▸ **Extracted data entries**
##############################

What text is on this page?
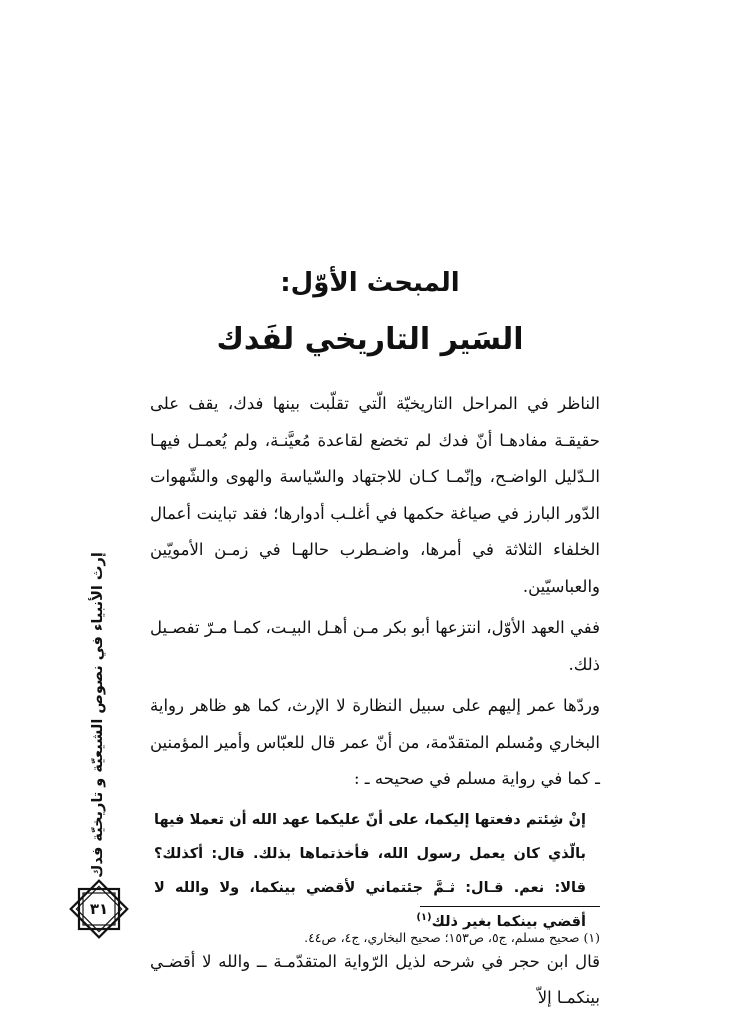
المبحث الأوّل:
السَير التاريخي لفَدك

الناظر في المراحل التاريخيّة الّتي تقلّبت بينها فدك، يقف على حقيقـة مفادهـا أنّ فدك لم تخضع لقاعدة مُعيَّنـة، ولم يُعمـل فيهـا الـدّليل الواضـح، وإنّمـا كـان للاجتهاد والسّياسة والهوى والشّهوات الدّور البارز في صياغة حكمها في أغلـب أدوارها؛ فقد تباينت أعمال الخلفاء الثلاثة في أمرها، واضـطرب حالهـا في زمـن الأمويّين والعباسيّين.

ففي العهد الأوّل، انتزعها أبو بكر مـن أهـل البيـت، كمـا مـرّ تفصـيل ذلك.

وردّها عمر إليهم على سبيل النظارة لا الإرث، كما هو ظاهر رواية البخاري ومُسلم المتقدّمة، من أنّ عمر قال للعبّاس وأمير المؤمنين ـ كما في رواية مسلم في صحيحه ـ :

إنْ شِئتم دفعتها إليكما، على أنّ عليكما عهد الله أن تعملا فيها بالّذي كان يعمل رسول الله، فأخذتماها بذلك. قال: أكذلك؟ قالا: نعم. قـال: ثـمَّ جئتماني لأقضي بينكما، ولا والله لا أقضي بينكما بغير ذلك$^{(١)}$

قال ابن حجر في شرحه لذيل الرّواية المتقدّمـة ــ والله لا أقضـي بينكمـا إلاّ

(١) صحيح مسلم، ج٥، ص١٥٣؛ صحيح البخاري، ج٤، ص٤٤.
إرث الأنبياء في نصوص الشيعيّة و تاريخيّة فدك
٣١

##############################

▸ **TASK REQUIREMENTS**
Repeat the entries exactly. Pictures are excluded from the copy.

▸ **WRITTEN RESPONSE**
What text is on this page?
المبحث الأوّل:
السَير التاريخي لفَدك

الناظر في المراحل التاريخيّة الّتي تقلّبت بينها فدك، يقف على حقيقـة مفادهـا أنّ فدك لم تخضع لقاعدة مُعيَّنـة، ولم يُعمـل فيهـا الـدّليل الواضـح، وإنّمـا كـان للاجتهاد والسّياسة والهوى والشّهوات الدّور البارز في صياغة حكمها في أغلـب أدوارها؛ فقد تباينت أعمال الخلفاء الثلاثة في أمرها، واضـطرب حالهـا في زمـن الأمويّين والعباسيّين.

ففي العهد الأوّل، انتزعها أبو بكر مـن أهـل البيـت، كمـا مـرّ تفصـيل ذلك.

وردّها عمر إليهم على سبيل النظارة لا الإرث، كما هو ظاهر رواية البخاري ومُسلم المتقدّمة، من أنّ عمر قال للعبّاس وأمير المؤمنين ـ كما في رواية مسلم في صحيحه ـ :

إنْ شِئتم دفعتها إليكما، على أنّ عليكما عهد الله أن تعملا فيها بالّذي كان يعمل رسول الله، فأخذتماها بذلك. قال: أكذلك؟ قالا: نعم. قـال: ثـمَّ جئتماني لأقضي بينكما، ولا والله لا أقضي بينكما بغير ذلك$^{(١)}$

قال ابن حجر في شرحه لذيل الرّواية المتقدّمـة ــ والله لا أقضـي بينكمـا إلاّ

(١) صحيح مسلم، ج٥، ص١٥٣؛ صحيح البخاري، ج٤، ص٤٤.
إرث الأنبياء في نصوص الشيعيّة و تاريخيّة فدك
٣١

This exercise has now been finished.